__Texte source__
#####

Je sais que cela se dit beaucoup mais moi ce n’est pas ce que je pense et ce que je ressens. Le Front national monte, profite des faiblesses conjuguées et successives de ceux qui exercent le pouvoir en France alternativement. Plus encore, ce n’est pas tant de leurs faiblesses dont il s’agit, c’est de leurs impuissances. Je sais bien que depuis des lustres – pour ne pas dire des décennies – la droite dit « c’est la faute de la gauche et c’est Mitterrand qui a inventé le Front national ». Il l’a favorisé un tout petit peu avec ruse mais ce n’est pas vrai que ce soit la gauche qui fasse monter le Front national. Et la gauche dit « c’est de la faute de la droite qui reprend les thèmes du Front national », je ne crois pas non plus que ce soit le fond de la question…
Le fond de la question est que le Front national est entré dans une situation qui est la plus électoralement favorable : il est devenu l’opposant universel. L’opposant universel, forcément, ramasse les voix, à chaque instant.

#####

__Données à examiner__
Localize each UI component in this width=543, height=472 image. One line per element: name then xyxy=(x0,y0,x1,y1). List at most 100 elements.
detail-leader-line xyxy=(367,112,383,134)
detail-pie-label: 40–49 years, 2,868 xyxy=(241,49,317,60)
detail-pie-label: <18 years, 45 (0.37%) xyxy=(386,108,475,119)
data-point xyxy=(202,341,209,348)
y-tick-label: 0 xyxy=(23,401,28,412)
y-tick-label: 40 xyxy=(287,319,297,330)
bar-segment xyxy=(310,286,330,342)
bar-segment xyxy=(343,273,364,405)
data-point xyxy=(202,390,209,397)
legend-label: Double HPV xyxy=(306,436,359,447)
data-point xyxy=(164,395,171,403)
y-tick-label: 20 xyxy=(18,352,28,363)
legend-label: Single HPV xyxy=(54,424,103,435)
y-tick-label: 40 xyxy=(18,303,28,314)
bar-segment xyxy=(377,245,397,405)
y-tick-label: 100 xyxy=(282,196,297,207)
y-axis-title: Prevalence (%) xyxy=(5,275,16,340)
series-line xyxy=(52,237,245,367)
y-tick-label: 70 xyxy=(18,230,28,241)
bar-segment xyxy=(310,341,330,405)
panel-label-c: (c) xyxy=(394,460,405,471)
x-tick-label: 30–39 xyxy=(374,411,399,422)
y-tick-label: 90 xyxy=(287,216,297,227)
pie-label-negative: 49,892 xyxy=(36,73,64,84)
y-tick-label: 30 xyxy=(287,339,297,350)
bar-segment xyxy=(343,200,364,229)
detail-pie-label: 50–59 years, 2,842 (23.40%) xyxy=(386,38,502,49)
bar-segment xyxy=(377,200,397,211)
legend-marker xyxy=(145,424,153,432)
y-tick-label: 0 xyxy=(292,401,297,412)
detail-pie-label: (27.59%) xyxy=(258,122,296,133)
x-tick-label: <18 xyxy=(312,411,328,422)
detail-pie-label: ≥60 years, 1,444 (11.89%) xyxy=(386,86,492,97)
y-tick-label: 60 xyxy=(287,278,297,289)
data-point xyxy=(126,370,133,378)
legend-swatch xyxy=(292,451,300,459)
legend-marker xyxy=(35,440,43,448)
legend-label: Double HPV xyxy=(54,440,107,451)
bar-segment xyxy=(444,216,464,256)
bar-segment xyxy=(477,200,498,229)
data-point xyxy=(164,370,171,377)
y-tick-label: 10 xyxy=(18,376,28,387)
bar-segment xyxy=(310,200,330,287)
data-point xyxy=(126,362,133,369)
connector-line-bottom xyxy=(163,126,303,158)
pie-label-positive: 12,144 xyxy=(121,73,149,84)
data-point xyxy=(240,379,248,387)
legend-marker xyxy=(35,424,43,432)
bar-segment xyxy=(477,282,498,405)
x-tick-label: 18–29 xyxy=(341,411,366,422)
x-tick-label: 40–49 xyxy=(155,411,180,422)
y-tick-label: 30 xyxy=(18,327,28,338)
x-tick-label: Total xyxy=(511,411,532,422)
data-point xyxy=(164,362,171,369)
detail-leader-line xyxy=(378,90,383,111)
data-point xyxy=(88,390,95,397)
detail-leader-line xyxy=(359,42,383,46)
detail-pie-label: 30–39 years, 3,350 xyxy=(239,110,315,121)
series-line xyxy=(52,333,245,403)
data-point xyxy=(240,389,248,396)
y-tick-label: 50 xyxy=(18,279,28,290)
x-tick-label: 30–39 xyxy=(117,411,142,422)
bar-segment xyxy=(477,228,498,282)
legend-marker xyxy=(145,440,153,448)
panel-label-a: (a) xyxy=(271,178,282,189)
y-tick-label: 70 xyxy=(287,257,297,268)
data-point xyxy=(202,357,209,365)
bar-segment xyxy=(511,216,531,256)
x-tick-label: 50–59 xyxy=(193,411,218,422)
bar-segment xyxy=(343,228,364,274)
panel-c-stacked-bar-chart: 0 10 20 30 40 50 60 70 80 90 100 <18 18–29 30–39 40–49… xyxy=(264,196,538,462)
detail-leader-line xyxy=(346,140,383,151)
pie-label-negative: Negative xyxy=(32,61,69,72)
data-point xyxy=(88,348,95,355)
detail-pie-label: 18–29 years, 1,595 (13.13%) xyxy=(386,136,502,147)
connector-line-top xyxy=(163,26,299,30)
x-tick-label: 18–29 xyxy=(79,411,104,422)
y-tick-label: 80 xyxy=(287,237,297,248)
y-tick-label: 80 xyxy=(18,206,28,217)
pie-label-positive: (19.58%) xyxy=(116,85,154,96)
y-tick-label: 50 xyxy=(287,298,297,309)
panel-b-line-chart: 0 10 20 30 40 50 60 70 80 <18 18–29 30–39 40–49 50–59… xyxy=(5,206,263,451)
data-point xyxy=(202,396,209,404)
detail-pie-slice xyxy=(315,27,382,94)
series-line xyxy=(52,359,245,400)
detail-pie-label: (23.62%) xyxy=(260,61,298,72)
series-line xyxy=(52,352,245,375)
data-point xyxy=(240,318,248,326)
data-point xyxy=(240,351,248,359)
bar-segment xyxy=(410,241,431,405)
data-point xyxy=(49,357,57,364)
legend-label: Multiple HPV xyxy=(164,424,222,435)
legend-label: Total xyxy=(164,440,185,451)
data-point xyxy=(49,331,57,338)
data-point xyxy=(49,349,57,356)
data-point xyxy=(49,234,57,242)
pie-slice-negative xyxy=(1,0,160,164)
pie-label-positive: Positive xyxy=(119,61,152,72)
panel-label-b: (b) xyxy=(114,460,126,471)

#####

__À faire__
(1) Traduisez en anglais cette phrase du texte sur le Front national : « L’opposant universel, forcément, ramasse les voix, à chaque instant. »
(2) Écrivez la suite du texte sur la montée du Front national, après sa dernière phrase.
Les données ne servent à rien ici.

__Réponses__
(1) The universal opponent, inevitably, picks up votes at every turn.

(2)
Est-ce qu’il est surcoté ?
Non, je ne crois pas. Je pense que les sondages disent à peu près ce qu’ils trouvent dans leurs enquêtes.
Michel Grossiord : Jean-Christophe Cambadélis se dit sûr qu’il n’y aura pas de victoire Front national aux régionales. Est-ce votre sentiment ?
Cela signifie que la gauche, si l’électorat de droite et du centre est en tête, se reporte sur elle.
Déborah Claude : En Aquitaine, le candidat du Front national est crédité de 20 % des voix.
À vue humaine, il n’y a pas de risque extrême-droite en Aquitaine. C’est une région dont le tempérament, la culture et la sensibilité ne la portent pas naturellement. S’il y avait risque en Aquitaine, alors je vous garantis qu’il y aurait partout ailleurs de très graves craintes à avoir.
Michel Grossiord : Quand vous évoquez les électeurs de gauche, vous qui avez voté François Hollande, est-ce que vous les appelez aujourd’hui à une forme de mobilisation pour le candidat de droite ?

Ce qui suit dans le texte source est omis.